Recorded data:
——————————
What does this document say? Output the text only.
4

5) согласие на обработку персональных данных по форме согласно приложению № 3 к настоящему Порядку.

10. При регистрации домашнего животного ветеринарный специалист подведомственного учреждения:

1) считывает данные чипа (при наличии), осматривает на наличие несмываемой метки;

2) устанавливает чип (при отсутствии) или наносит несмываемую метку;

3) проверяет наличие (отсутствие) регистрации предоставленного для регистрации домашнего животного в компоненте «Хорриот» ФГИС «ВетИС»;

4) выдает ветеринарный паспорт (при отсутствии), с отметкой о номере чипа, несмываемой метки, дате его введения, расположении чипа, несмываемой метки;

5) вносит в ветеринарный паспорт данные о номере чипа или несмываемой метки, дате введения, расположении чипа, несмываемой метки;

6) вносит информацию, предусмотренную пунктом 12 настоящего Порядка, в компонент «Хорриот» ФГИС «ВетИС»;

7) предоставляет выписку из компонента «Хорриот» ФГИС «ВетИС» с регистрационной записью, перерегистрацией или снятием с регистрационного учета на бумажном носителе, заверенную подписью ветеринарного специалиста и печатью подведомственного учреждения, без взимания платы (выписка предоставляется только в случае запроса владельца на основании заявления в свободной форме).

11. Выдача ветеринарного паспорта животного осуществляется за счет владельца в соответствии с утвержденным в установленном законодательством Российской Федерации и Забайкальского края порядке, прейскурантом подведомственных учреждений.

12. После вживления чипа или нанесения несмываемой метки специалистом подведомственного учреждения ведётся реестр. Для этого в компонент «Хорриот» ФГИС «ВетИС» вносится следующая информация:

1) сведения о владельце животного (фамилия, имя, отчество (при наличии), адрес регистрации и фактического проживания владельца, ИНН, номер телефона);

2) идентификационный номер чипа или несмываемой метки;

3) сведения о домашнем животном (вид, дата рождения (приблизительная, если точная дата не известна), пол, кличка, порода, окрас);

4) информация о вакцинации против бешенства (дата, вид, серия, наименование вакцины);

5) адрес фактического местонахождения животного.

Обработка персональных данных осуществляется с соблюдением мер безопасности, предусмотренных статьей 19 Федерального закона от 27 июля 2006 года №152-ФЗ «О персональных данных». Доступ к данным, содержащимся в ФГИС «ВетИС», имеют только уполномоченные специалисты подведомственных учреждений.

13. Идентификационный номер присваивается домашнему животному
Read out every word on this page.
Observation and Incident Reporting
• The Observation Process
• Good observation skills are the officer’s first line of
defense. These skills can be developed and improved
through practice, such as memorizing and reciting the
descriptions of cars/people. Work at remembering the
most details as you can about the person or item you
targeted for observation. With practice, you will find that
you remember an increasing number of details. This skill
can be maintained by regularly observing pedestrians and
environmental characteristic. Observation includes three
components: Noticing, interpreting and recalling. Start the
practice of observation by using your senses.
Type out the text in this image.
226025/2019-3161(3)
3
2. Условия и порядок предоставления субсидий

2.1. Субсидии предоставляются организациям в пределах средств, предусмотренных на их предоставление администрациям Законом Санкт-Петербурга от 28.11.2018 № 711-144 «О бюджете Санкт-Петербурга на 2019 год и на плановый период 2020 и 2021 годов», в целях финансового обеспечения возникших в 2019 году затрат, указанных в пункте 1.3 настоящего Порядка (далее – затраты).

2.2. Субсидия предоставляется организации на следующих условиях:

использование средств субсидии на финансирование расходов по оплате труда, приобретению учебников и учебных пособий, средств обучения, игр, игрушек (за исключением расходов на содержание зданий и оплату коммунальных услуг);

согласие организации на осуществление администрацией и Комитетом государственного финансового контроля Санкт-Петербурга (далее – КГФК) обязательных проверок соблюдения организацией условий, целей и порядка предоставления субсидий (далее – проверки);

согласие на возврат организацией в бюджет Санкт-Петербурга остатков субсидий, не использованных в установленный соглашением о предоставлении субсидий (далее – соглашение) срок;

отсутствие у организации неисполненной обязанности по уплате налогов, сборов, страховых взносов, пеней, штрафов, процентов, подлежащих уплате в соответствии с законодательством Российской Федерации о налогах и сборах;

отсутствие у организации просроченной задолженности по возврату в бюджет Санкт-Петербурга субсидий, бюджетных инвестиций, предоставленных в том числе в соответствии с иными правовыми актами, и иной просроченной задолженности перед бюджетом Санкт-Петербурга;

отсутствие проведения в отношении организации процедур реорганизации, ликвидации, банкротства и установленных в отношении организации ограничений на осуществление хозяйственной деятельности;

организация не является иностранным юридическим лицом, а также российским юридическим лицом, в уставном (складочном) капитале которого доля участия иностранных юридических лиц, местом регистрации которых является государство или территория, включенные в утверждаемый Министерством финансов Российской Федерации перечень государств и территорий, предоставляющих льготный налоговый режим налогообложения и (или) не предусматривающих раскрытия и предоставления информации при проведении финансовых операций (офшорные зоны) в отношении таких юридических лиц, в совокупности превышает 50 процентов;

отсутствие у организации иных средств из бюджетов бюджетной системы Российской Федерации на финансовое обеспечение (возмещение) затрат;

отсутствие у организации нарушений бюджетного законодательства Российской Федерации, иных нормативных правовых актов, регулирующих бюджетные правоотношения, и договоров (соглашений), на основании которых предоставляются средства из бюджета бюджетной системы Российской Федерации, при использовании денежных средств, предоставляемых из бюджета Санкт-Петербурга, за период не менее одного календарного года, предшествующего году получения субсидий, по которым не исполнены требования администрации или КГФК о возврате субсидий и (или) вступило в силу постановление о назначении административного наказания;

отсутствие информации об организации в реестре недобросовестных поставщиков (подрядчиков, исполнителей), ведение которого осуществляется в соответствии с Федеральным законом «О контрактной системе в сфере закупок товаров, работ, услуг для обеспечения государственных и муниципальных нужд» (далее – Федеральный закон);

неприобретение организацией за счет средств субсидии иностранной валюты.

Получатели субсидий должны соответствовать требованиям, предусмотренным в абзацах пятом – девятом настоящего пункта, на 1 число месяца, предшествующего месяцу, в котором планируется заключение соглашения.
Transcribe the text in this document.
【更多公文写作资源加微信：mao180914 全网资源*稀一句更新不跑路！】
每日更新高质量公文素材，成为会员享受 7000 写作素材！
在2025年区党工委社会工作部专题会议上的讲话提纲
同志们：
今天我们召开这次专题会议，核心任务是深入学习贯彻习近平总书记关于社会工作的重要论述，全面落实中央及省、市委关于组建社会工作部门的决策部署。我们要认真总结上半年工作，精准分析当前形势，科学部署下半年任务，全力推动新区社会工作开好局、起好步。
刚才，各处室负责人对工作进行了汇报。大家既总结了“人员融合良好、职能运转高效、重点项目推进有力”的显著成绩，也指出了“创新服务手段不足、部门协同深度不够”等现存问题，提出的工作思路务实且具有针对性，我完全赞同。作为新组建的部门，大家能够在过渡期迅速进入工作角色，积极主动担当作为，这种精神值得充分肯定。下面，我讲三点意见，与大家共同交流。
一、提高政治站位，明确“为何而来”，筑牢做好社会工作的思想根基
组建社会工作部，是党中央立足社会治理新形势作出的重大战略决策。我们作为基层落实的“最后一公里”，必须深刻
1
——————————
• Written instruction: Repeat the data exactly. Leave nothing out.

• Output:
What does this document say? Output the text only.
4

5) согласие на обработку персональных данных по форме согласно приложению № 3 к настоящему Порядку.

10. При регистрации домашнего животного ветеринарный специалист подведомственного учреждения:

1) считывает данные чипа (при наличии), осматривает на наличие несмываемой метки;

2) устанавливает чип (при отсутствии) или наносит несмываемую метку;

3) проверяет наличие (отсутствие) регистрации предоставленного для регистрации домашнего животного в компоненте «Хорриот» ФГИС «ВетИС»;

4) выдает ветеринарный паспорт (при отсутствии), с отметкой о номере чипа, несмываемой метки, дате его введения, расположении чипа, несмываемой метки;

5) вносит в ветеринарный паспорт данные о номере чипа или несмываемой метки, дате введения, расположении чипа, несмываемой метки;

6) вносит информацию, предусмотренную пунктом 12 настоящего Порядка, в компонент «Хорриот» ФГИС «ВетИС»;

7) предоставляет выписку из компонента «Хорриот» ФГИС «ВетИС» с регистрационной записью, перерегистрацией или снятием с регистрационного учета на бумажном носителе, заверенную подписью ветеринарного специалиста и печатью подведомственного учреждения, без взимания платы (выписка предоставляется только в случае запроса владельца на основании заявления в свободной форме).

11. Выдача ветеринарного паспорта животного осуществляется за счет владельца в соответствии с утвержденным в установленном законодательством Российской Федерации и Забайкальского края порядке, прейскурантом подведомственных учреждений.

12. После вживления чипа или нанесения несмываемой метки специалистом подведомственного учреждения ведётся реестр. Для этого в компонент «Хорриот» ФГИС «ВетИС» вносится следующая информация:

1) сведения о владельце животного (фамилия, имя, отчество (при наличии), адрес регистрации и фактического проживания владельца, ИНН, номер телефона);

2) идентификационный номер чипа или несмываемой метки;

3) сведения о домашнем животном (вид, дата рождения (приблизительная, если точная дата не известна), пол, кличка, порода, окрас);

4) информация о вакцинации против бешенства (дата, вид, серия, наименование вакцины);

5) адрес фактического местонахождения животного.

Обработка персональных данных осуществляется с соблюдением мер безопасности, предусмотренных статьей 19 Федерального закона от 27 июля 2006 года №152-ФЗ «О персональных данных». Доступ к данным, содержащимся в ФГИС «ВетИС», имеют только уполномоченные специалисты подведомственных учреждений.

13. Идентификационный номер присваивается домашнему животному
Read out every word on this page.
Observation and Incident Reporting
• The Observation Process
• Good observation skills are the officer’s first line of
defense. These skills can be developed and improved
through practice, such as memorizing and reciting the
descriptions of cars/people. Work at remembering the
most details as you can about the person or item you
targeted for observation. With practice, you will find that
you remember an increasing number of details. This skill
can be maintained by regularly observing pedestrians and
environmental characteristic. Observation includes three
components: Noticing, interpreting and recalling. Start the
practice of observation by using your senses.
Type out the text in this image.
226025/2019-3161(3)
3
2. Условия и порядок предоставления субсидий

2.1. Субсидии предоставляются организациям в пределах средств, предусмотренных на их предоставление администрациям Законом Санкт-Петербурга от 28.11.2018 № 711-144 «О бюджете Санкт-Петербурга на 2019 год и на плановый период 2020 и 2021 годов», в целях финансового обеспечения возникших в 2019 году затрат, указанных в пункте 1.3 настоящего Порядка (далее – затраты).

2.2. Субсидия предоставляется организации на следующих условиях:

использование средств субсидии на финансирование расходов по оплате труда, приобретению учебников и учебных пособий, средств обучения, игр, игрушек (за исключением расходов на содержание зданий и оплату коммунальных услуг);

согласие организации на осуществление администрацией и Комитетом государственного финансового контроля Санкт-Петербурга (далее – КГФК) обязательных проверок соблюдения организацией условий, целей и порядка предоставления субсидий (далее – проверки);

согласие на возврат организацией в бюджет Санкт-Петербурга остатков субсидий, не использованных в установленный соглашением о предоставлении субсидий (далее – соглашение) срок;

отсутствие у организации неисполненной обязанности по уплате налогов, сборов, страховых взносов, пеней, штрафов, процентов, подлежащих уплате в соответствии с законодательством Российской Федерации о налогах и сборах;

отсутствие у организации просроченной задолженности по возврату в бюджет Санкт-Петербурга субсидий, бюджетных инвестиций, предоставленных в том числе в соответствии с иными правовыми актами, и иной просроченной задолженности перед бюджетом Санкт-Петербурга;

отсутствие проведения в отношении организации процедур реорганизации, ликвидации, банкротства и установленных в отношении организации ограничений на осуществление хозяйственной деятельности;

организация не является иностранным юридическим лицом, а также российским юридическим лицом, в уставном (складочном) капитале которого доля участия иностранных юридических лиц, местом регистрации которых является государство или территория, включенные в утверждаемый Министерством финансов Российской Федерации перечень государств и территорий, предоставляющих льготный налоговый режим налогообложения и (или) не предусматривающих раскрытия и предоставления информации при проведении финансовых операций (офшорные зоны) в отношении таких юридических лиц, в совокупности превышает 50 процентов;

отсутствие у организации иных средств из бюджетов бюджетной системы Российской Федерации на финансовое обеспечение (возмещение) затрат;

отсутствие у организации нарушений бюджетного законодательства Российской Федерации, иных нормативных правовых актов, регулирующих бюджетные правоотношения, и договоров (соглашений), на основании которых предоставляются средства из бюджета бюджетной системы Российской Федерации, при использовании денежных средств, предоставляемых из бюджета Санкт-Петербурга, за период не менее одного календарного года, предшествующего году получения субсидий, по которым не исполнены требования администрации или КГФК о возврате субсидий и (или) вступило в силу постановление о назначении административного наказания;

отсутствие информации об организации в реестре недобросовестных поставщиков (подрядчиков, исполнителей), ведение которого осуществляется в соответствии с Федеральным законом «О контрактной системе в сфере закупок товаров, работ, услуг для обеспечения государственных и муниципальных нужд» (далее – Федеральный закон);

неприобретение организацией за счет средств субсидии иностранной валюты.

Получатели субсидий должны соответствовать требованиям, предусмотренным в абзацах пятом – девятом настоящего пункта, на 1 число месяца, предшествующего месяцу, в котором планируется заключение соглашения.
Transcribe the text in this document.
【更多公文写作资源加微信：mao180914 全网资源*稀一句更新不跑路！】
每日更新高质量公文素材，成为会员享受 7000 写作素材！
在2025年区党工委社会工作部专题会议上的讲话提纲
同志们：
今天我们召开这次专题会议，核心任务是深入学习贯彻习近平总书记关于社会工作的重要论述，全面落实中央及省、市委关于组建社会工作部门的决策部署。我们要认真总结上半年工作，精准分析当前形势，科学部署下半年任务，全力推动新区社会工作开好局、起好步。
刚才，各处室负责人对工作进行了汇报。大家既总结了“人员融合良好、职能运转高效、重点项目推进有力”的显著成绩，也指出了“创新服务手段不足、部门协同深度不够”等现存问题，提出的工作思路务实且具有针对性，我完全赞同。作为新组建的部门，大家能够在过渡期迅速进入工作角色，积极主动担当作为，这种精神值得充分肯定。下面，我讲三点意见，与大家共同交流。
一、提高政治站位，明确“为何而来”，筑牢做好社会工作的思想根基
组建社会工作部，是党中央立足社会治理新形势作出的重大战略决策。我们作为基层落实的“最后一公里”，必须深刻
1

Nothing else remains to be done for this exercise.